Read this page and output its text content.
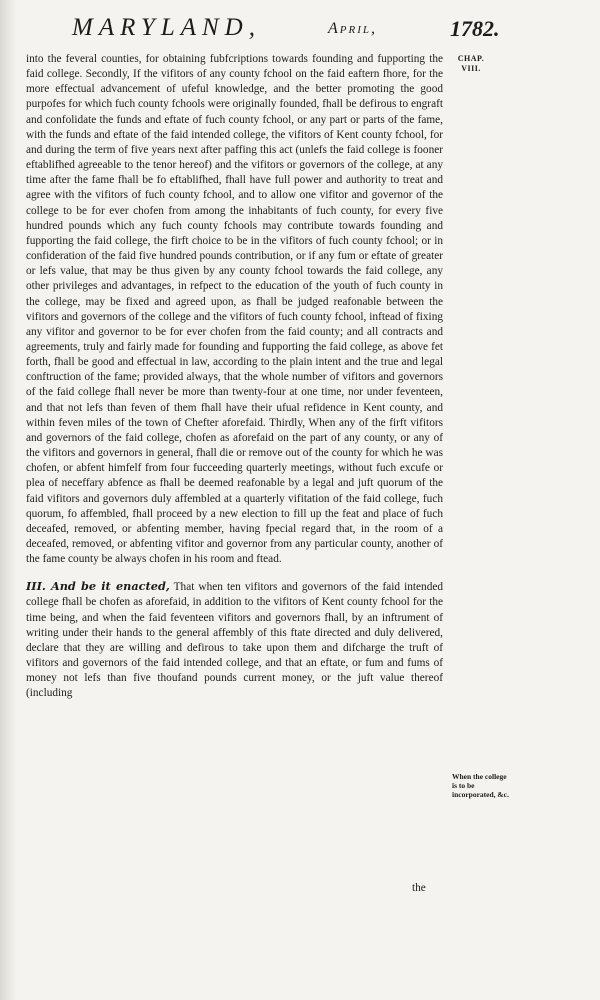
MARYLAND,	April,	1782.
CHAP.
VIII.

into the feveral counties, for obtaining fubfcriptions towards founding and fupporting the faid college. Secondly, If the vifitors of any county fchool on the faid eaftern fhore, for the more effectual advancement of ufeful knowledge, and the better promoting the good purpofes for which fuch county fchools were originally founded, fhall be defirous to engraft and confolidate the funds and eftate of fuch county fchool, or any part or parts of the fame, with the funds and eftate of the faid intended college, the vifitors of Kent county fchool, for and during the term of five years next after paffing this act (unlefs the faid college is fooner eftablifhed agreeable to the tenor hereof) and the vifitors or governors of the college, at any time after the fame fhall be fo eftablifhed, fhall have full power and authority to treat and agree with the vifitors of fuch county fchool, and to allow one vifitor and governor of the college to be for ever chofen from among the inhabitants of fuch county, for every five hundred pounds which any fuch county fchools may contribute towards founding and fupporting the faid college, the firft choice to be in the vifitors of fuch county fchool; or in confideration of the faid five hundred pounds contribution, or if any fum or eftate of greater or lefs value, that may be thus given by any county fchool towards the faid college, any other privileges and advantages, in refpect to the education of the youth of fuch county in the college, may be fixed and agreed upon, as fhall be judged reafonable between the vifitors and governors of the college and the vifitors of fuch county fchool, inftead of fixing any vifitor and governor to be for ever chofen from the faid county; and all contracts and agreements, truly and fairly made for founding and fupporting the faid college, as above fet forth, fhall be good and effectual in law, according to the plain intent and the true and legal conftruction of the fame; provided always, that the whole number of vifitors and governors of the faid college fhall never be more than twenty-four at one time, nor under feventeen, and that not lefs than feven of them fhall have their ufual refidence in Kent county, and within feven miles of the town of Chefter aforefaid. Thirdly, When any of the firft vifitors and governors of the faid college, chofen as aforefaid on the part of any county, or any of the vifitors and governors in general, fhall die or remove out of the county for which he was chofen, or abfent himfelf from four fucceeding quarterly meetings, without fuch excufe or plea of neceffary abfence as fhall be deemed reafonable by a legal and juft quorum of the faid vifitors and governors duly affembled at a quarterly vifitation of the faid college, fuch quorum, fo affembled, fhall proceed by a new election to fill up the feat and place of fuch deceafed, removed, or abfenting member, having fpecial regard that, in the room of a deceafed, removed, or abfenting vifitor and governor from any particular county, another of the fame county be always chofen in his room and ftead.

III. And be it enacted, That when ten vifitors and governors of the faid intended college fhall be chofen as aforefaid, in addition to the vifitors of Kent county fchool for the time being, and when the faid feventeen vifitors and governors fhall, by an inftrument of writing under their hands to the general affembly of this ftate directed and duly delivered, declare that they are willing and defirous to take upon them and difcharge the truft of vifitors and governors of the faid intended college, and that an eftate, or fum and fums of money not lefs than five thoufand pounds current money, or the juft value thereof (including

When the college is to be incorporated, &c.
the
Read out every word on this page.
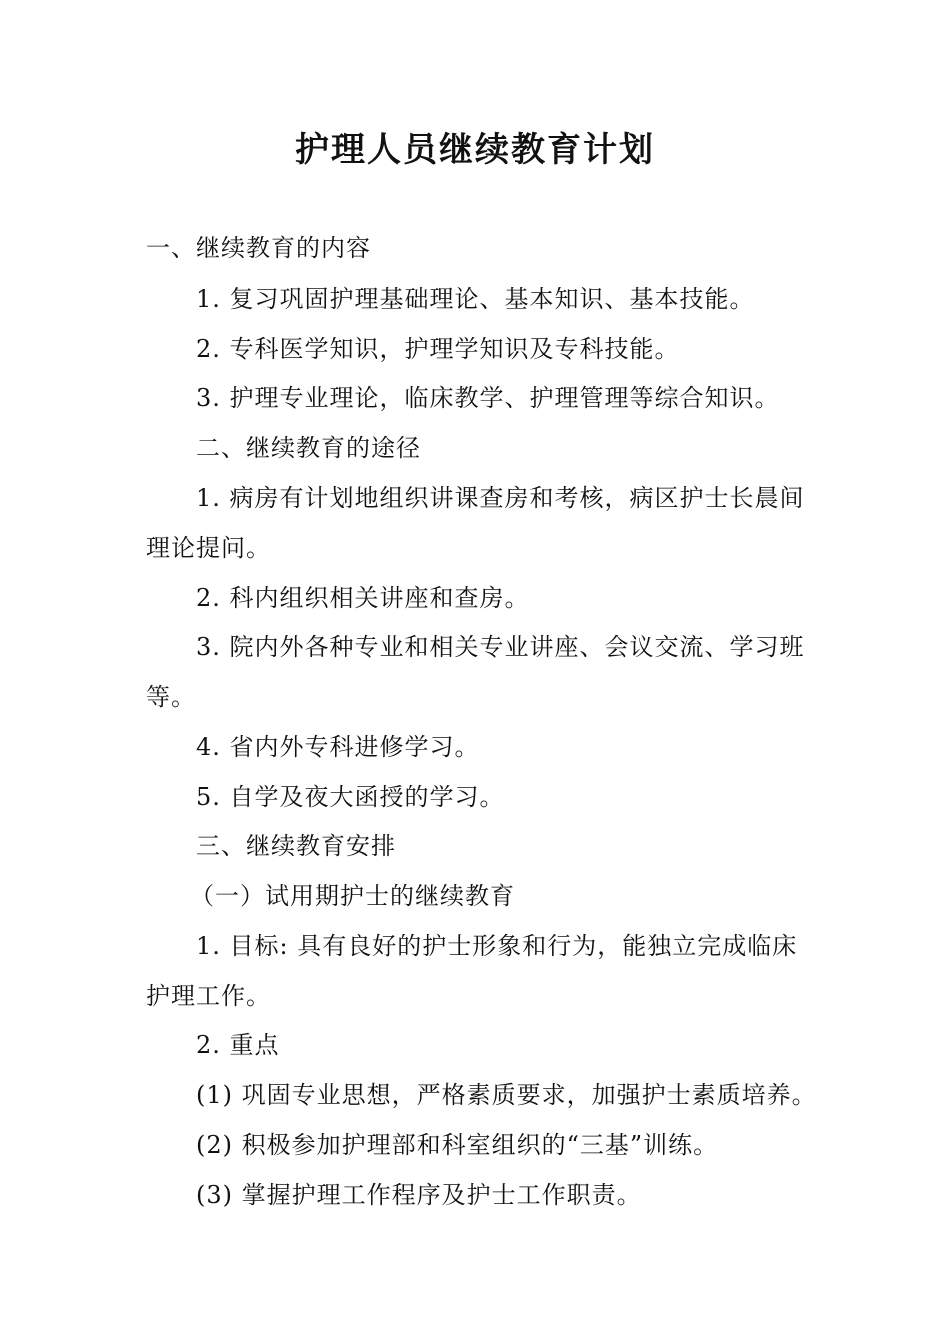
护理人员继续教育计划

一、继续教育的内容

1. 复习巩固护理基础理论、基本知识、基本技能。

2. 专科医学知识，护理学知识及专科技能。

3. 护理专业理论，临床教学、护理管理等综合知识。

二、继续教育的途径

1. 病房有计划地组织讲课查房和考核，病区护士长晨间

理论提问。

2. 科内组织相关讲座和查房。

3. 院内外各种专业和相关专业讲座、会议交流、学习班

等。

4. 省内外专科进修学习。

5. 自学及夜大函授的学习。

三、继续教育安排

（一）试用期护士的继续教育

1. 目标: 具有良好的护士形象和行为，能独立完成临床

护理工作。

2. 重点

(1) 巩固专业思想，严格素质要求，加强护士素质培养。

(2) 积极参加护理部和科室组织的“三基”训练。

(3) 掌握护理工作程序及护士工作职责。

====================

What is needed is an exact reproduction of the data, pictures excluded.

- _In response_:
Read this page and output its text content.
MARYLAND,	April,	1782.
CHAP.
VIII.

into the feveral counties, for obtaining fubfcriptions towards founding and fupporting the faid college. Secondly, If the vifitors of any county fchool on the faid eaftern fhore, for the more effectual advancement of ufeful knowledge, and the better promoting the good purpofes for which fuch county fchools were originally founded, fhall be defirous to engraft and confolidate the funds and eftate of fuch county fchool, or any part or parts of the fame, with the funds and eftate of the faid intended college, the vifitors of Kent county fchool, for and during the term of five years next after paffing this act (unlefs the faid college is fooner eftablifhed agreeable to the tenor hereof) and the vifitors or governors of the college, at any time after the fame fhall be fo eftablifhed, fhall have full power and authority to treat and agree with the vifitors of fuch county fchool, and to allow one vifitor and governor of the college to be for ever chofen from among the inhabitants of fuch county, for every five hundred pounds which any fuch county fchools may contribute towards founding and fupporting the faid college, the firft choice to be in the vifitors of fuch county fchool; or in confideration of the faid five hundred pounds contribution, or if any fum or eftate of greater or lefs value, that may be thus given by any county fchool towards the faid college, any other privileges and advantages, in refpect to the education of the youth of fuch county in the college, may be fixed and agreed upon, as fhall be judged reafonable between the vifitors and governors of the college and the vifitors of fuch county fchool, inftead of fixing any vifitor and governor to be for ever chofen from the faid county; and all contracts and agreements, truly and fairly made for founding and fupporting the faid college, as above fet forth, fhall be good and effectual in law, according to the plain intent and the true and legal conftruction of the fame; provided always, that the whole number of vifitors and governors of the faid college fhall never be more than twenty-four at one time, nor under feventeen, and that not lefs than feven of them fhall have their ufual refidence in Kent county, and within feven miles of the town of Chefter aforefaid. Thirdly, When any of the firft vifitors and governors of the faid college, chofen as aforefaid on the part of any county, or any of the vifitors and governors in general, fhall die or remove out of the county for which he was chofen, or abfent himfelf from four fucceeding quarterly meetings, without fuch excufe or plea of neceffary abfence as fhall be deemed reafonable by a legal and juft quorum of the faid vifitors and governors duly affembled at a quarterly vifitation of the faid college, fuch quorum, fo affembled, fhall proceed by a new election to fill up the feat and place of fuch deceafed, removed, or abfenting member, having fpecial regard that, in the room of a deceafed, removed, or abfenting vifitor and governor from any particular county, another of the fame county be always chofen in his room and ftead.

III. And be it enacted, That when ten vifitors and governors of the faid intended college fhall be chofen as aforefaid, in addition to the vifitors of Kent county fchool for the time being, and when the faid feventeen vifitors and governors fhall, by an inftrument of writing under their hands to the general affembly of this ftate directed and duly delivered, declare that they are willing and defirous to take upon them and difcharge the truft of vifitors and governors of the faid intended college, and that an eftate, or fum and fums of money not lefs than five thoufand pounds current money, or the juft value thereof (including

When the college is to be incorporated, &c.
the
Read out every word on this page.
护理人员继续教育计划

一、继续教育的内容

1. 复习巩固护理基础理论、基本知识、基本技能。

2. 专科医学知识，护理学知识及专科技能。

3. 护理专业理论，临床教学、护理管理等综合知识。

二、继续教育的途径

1. 病房有计划地组织讲课查房和考核，病区护士长晨间

理论提问。

2. 科内组织相关讲座和查房。

3. 院内外各种专业和相关专业讲座、会议交流、学习班

等。

4. 省内外专科进修学习。

5. 自学及夜大函授的学习。

三、继续教育安排

（一）试用期护士的继续教育

1. 目标: 具有良好的护士形象和行为，能独立完成临床

护理工作。

2. 重点

(1) 巩固专业思想，严格素质要求，加强护士素质培养。

(2) 积极参加护理部和科室组织的“三基”训练。

(3) 掌握护理工作程序及护士工作职责。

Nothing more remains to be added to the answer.